→ **The task**
Please print every record below exactly as it appears.

# start of Given data

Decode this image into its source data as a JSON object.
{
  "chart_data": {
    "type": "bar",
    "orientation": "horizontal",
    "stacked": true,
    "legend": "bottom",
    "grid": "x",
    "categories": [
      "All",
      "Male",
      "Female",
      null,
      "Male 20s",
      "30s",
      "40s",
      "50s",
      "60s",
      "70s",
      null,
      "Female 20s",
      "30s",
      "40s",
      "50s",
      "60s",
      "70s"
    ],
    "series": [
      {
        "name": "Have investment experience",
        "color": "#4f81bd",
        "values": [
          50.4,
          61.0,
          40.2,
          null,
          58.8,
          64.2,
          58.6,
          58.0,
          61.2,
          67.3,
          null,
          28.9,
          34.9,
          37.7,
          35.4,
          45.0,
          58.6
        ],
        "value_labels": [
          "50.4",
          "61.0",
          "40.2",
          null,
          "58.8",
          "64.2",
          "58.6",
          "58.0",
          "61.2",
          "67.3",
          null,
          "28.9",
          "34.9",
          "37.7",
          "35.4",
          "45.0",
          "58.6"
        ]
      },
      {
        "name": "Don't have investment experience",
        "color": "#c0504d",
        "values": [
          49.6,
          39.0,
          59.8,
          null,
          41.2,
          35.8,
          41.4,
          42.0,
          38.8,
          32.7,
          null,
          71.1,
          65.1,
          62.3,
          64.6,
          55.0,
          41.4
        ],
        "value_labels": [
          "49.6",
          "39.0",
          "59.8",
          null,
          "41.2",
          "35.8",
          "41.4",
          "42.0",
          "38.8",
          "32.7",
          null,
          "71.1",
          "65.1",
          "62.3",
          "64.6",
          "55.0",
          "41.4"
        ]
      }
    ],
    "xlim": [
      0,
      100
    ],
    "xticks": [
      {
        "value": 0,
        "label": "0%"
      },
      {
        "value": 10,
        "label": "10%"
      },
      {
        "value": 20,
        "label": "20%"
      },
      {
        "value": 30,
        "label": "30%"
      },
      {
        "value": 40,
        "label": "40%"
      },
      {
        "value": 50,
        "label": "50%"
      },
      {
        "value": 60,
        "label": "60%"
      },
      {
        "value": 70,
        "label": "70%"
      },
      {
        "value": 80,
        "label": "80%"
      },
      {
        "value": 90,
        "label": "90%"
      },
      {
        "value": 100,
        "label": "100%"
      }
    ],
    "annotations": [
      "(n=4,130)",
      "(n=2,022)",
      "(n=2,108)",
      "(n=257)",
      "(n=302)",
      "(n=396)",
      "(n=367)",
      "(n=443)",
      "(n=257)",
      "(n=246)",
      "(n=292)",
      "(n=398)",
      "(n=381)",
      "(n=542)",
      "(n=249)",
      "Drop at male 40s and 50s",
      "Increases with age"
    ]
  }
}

# end of Given data

→ **Task response**
Decode this image into its source data as a JSON object.
{
  "chart_data": {
    "type": "bar",
    "orientation": "horizontal",
    "stacked": true,
    "legend": "bottom",
    "grid": "x",
    "categories": [
      "All",
      "Male",
      "Female",
      null,
      "Male 20s",
      "30s",
      "40s",
      "50s",
      "60s",
      "70s",
      null,
      "Female 20s",
      "30s",
      "40s",
      "50s",
      "60s",
      "70s"
    ],
    "series": [
      {
        "name": "Have investment experience",
        "color": "#4f81bd",
        "values": [
          50.4,
          61.0,
          40.2,
          null,
          58.8,
          64.2,
          58.6,
          58.0,
          61.2,
          67.3,
          null,
          28.9,
          34.9,
          37.7,
          35.4,
          45.0,
          58.6
        ],
        "value_labels": [
          "50.4",
          "61.0",
          "40.2",
          null,
          "58.8",
          "64.2",
          "58.6",
          "58.0",
          "61.2",
          "67.3",
          null,
          "28.9",
          "34.9",
          "37.7",
          "35.4",
          "45.0",
          "58.6"
        ]
      },
      {
        "name": "Don't have investment experience",
        "color": "#c0504d",
        "values": [
          49.6,
          39.0,
          59.8,
          null,
          41.2,
          35.8,
          41.4,
          42.0,
          38.8,
          32.7,
          null,
          71.1,
          65.1,
          62.3,
          64.6,
          55.0,
          41.4
        ],
        "value_labels": [
          "49.6",
          "39.0",
          "59.8",
          null,
          "41.2",
          "35.8",
          "41.4",
          "42.0",
          "38.8",
          "32.7",
          null,
          "71.1",
          "65.1",
          "62.3",
          "64.6",
          "55.0",
          "41.4"
        ]
      }
    ],
    "xlim": [
      0,
      100
    ],
    "xticks": [
      {
        "value": 0,
        "label": "0%"
      },
      {
        "value": 10,
        "label": "10%"
      },
      {
        "value": 20,
        "label": "20%"
      },
      {
        "value": 30,
        "label": "30%"
      },
      {
        "value": 40,
        "label": "40%"
      },
      {
        "value": 50,
        "label": "50%"
      },
      {
        "value": 60,
        "label": "60%"
      },
      {
        "value": 70,
        "label": "70%"
      },
      {
        "value": 80,
        "label": "80%"
      },
      {
        "value": 90,
        "label": "90%"
      },
      {
        "value": 100,
        "label": "100%"
      }
    ],
    "annotations": [
      "(n=4,130)",
      "(n=2,022)",
      "(n=2,108)",
      "(n=257)",
      "(n=302)",
      "(n=396)",
      "(n=367)",
      "(n=443)",
      "(n=257)",
      "(n=246)",
      "(n=292)",
      "(n=398)",
      "(n=381)",
      "(n=542)",
      "(n=249)",
      "Drop at male 40s and 50s",
      "Increases with age"
    ]
  }
}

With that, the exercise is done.